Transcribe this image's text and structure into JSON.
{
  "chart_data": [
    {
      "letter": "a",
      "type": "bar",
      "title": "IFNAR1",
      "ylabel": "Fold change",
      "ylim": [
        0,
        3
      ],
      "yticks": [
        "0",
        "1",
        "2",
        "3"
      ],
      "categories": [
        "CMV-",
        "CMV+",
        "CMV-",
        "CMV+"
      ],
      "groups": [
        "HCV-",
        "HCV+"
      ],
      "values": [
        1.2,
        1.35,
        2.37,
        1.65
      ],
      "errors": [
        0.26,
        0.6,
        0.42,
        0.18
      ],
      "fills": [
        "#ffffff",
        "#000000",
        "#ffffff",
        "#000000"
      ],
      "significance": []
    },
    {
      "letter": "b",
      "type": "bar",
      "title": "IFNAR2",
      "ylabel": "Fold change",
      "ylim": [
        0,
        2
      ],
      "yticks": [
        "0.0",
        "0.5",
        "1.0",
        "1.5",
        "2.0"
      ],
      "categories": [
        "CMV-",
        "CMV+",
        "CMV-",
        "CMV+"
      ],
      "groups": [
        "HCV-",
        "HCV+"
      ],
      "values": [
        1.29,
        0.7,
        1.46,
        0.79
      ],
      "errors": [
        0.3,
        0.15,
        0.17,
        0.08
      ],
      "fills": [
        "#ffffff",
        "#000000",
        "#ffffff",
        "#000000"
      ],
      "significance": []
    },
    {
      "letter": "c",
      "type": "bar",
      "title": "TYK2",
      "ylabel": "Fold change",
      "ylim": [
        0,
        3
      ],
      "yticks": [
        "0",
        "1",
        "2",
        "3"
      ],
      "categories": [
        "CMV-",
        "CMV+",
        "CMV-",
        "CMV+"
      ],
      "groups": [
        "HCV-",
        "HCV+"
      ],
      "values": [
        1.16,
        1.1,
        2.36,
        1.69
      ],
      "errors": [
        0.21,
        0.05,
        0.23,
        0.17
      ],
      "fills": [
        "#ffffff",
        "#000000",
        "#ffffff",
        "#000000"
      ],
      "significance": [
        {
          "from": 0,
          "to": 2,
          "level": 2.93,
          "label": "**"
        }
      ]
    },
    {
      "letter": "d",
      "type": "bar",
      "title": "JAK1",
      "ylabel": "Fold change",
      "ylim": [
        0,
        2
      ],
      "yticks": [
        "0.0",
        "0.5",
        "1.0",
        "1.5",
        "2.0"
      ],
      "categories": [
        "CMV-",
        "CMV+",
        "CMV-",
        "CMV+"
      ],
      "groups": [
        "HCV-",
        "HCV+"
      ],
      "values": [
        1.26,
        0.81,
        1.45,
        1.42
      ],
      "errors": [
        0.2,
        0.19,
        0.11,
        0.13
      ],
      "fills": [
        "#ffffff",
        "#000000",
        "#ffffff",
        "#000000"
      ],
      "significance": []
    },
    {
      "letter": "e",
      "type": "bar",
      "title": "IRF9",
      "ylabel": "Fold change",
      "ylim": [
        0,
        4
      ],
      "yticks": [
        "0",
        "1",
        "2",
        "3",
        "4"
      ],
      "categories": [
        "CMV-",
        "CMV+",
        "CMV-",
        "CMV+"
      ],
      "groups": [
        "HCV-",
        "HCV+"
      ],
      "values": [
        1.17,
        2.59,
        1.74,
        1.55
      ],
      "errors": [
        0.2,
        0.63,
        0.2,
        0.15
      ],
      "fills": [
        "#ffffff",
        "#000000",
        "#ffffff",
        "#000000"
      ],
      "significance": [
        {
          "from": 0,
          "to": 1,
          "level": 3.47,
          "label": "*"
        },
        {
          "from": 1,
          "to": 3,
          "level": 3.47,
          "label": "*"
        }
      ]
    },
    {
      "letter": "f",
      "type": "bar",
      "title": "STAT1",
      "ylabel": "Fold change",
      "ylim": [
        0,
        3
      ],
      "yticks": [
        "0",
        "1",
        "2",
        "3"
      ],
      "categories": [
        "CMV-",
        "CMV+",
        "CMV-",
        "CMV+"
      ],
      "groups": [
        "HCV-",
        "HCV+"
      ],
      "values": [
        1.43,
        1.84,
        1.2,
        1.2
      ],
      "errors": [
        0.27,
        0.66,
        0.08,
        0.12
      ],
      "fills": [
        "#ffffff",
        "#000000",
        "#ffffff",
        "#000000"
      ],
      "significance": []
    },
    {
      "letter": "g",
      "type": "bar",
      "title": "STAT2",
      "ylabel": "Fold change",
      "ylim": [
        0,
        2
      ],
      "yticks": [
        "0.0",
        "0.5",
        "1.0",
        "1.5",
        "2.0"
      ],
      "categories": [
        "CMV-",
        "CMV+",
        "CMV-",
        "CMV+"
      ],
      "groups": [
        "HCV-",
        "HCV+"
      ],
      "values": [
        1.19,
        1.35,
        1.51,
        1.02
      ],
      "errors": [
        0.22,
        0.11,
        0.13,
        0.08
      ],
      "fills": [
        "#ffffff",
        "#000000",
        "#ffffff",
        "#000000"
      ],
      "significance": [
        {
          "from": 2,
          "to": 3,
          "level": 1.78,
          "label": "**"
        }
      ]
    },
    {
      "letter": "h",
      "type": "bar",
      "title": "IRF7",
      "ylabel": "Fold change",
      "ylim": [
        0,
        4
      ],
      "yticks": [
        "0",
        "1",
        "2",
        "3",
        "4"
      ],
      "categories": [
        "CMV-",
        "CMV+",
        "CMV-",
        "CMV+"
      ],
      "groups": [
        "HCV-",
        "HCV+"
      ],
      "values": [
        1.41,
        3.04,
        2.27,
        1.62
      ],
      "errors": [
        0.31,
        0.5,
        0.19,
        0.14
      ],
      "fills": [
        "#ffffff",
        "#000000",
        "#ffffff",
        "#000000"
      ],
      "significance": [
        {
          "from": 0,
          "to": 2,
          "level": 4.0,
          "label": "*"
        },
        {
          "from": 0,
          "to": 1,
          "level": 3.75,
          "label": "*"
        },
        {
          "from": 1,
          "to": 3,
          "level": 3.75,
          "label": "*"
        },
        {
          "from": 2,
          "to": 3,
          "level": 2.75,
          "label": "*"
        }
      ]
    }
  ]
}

-- -- --

EXERCISE DETAILS: Identify every line above that includes the word "level", and show those lines.

EXPECTED ANSWER:
          "level": 2.93,
          "level": 3.47,
          "level": 3.47,
          "level": 1.78,
          "level": 4.0,
          "level": 3.75,
          "level": 3.75,
          "level": 2.75,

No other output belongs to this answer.